CONSIGNE A: Dressez la liste de toutes les personnes désignées par leur nom dans le texte sur la fête de l’Être suprême.
CONSIGNE B: Recopiez, dans le texte sur la fête de l’Être suprême, le passage qui commence par les mots « Depuis le 18 » et s’achève sur « ses aspirations césariennes. ».
CONSIGNE C: Traduisez en anglais cette phrase du texte sur la fête de l’Être suprême : « Les ennemis de l’Incorruptible espéraient lui faire révéler ainsi aux yeux de tous ses aspirations césariennes. »

La fête de l’Être Suprême
Dernier épisode de ce côté de l’esplanade, la fête de l’Être Suprême du Décadi 20 Prairial an II, soit le dimanche 8 juin 1794 du calendrier grégorien, également dimanche de Pentecôte du calendrier liturgique. Selon le calendrier républicain, qui fait débuter l’année à l’équinoxe d’automne, Louis XVI a été guillotiné l’an I et Marie Antoinette l’an II.
Depuis le 18 Floréal, et par décret, « Le peuple français reconnaît l’existence de l’Être suprême et l’immortalité de l’âme. » (Art. 1er.) Le 16 Prairial, Robespierre a été porté à la tête de la Convention ; c’était lui donner du même coup le rôle du grand pontife dans la célébration à venir, fixée par l’article 15 du même décret et confiée pour le faste au peintre David. Les ennemis de l’Incorruptible espéraient lui faire révéler ainsi aux yeux de tous ses aspirations césariennes.

DONNÉES BRUTES:
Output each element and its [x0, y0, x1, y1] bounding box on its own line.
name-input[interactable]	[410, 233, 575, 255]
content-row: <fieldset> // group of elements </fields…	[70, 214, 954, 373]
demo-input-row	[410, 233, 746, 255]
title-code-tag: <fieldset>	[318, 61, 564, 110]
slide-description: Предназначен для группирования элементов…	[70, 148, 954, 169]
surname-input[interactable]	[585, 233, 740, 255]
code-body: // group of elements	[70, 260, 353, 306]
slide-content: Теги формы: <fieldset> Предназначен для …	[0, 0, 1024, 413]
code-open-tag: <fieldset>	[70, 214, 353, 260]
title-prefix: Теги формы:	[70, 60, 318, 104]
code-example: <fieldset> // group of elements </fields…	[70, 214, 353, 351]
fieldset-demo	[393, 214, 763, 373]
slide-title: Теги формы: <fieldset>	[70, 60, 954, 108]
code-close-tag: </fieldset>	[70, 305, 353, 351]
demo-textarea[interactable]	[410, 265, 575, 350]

RÉPONSE FINALE A: Louis XVI, Marie Antoinette, Robespierre, David

RÉPONSE FINALE B:
Depuis le 18 Floréal, et par décret, « Le peuple français reconnaît l’existence de l’Être suprême et l’immortalité de l’âme. » (Art. 1er.) Le 16 Prairial, Robespierre a été porté à la tête de la Convention ; c’était lui donner du même coup le rôle du grand pontife dans la célébration à venir, fixée par l’article 15 du même décret et confiée pour le faste au peintre David. Les ennemis de l’Incorruptible espéraient lui faire révéler ainsi aux yeux de tous ses aspirations césariennes.

RÉPONSE FINALE C: The enemies of the Incorruptible hoped in this way to make him reveal his Caesarian aspirations for all to see.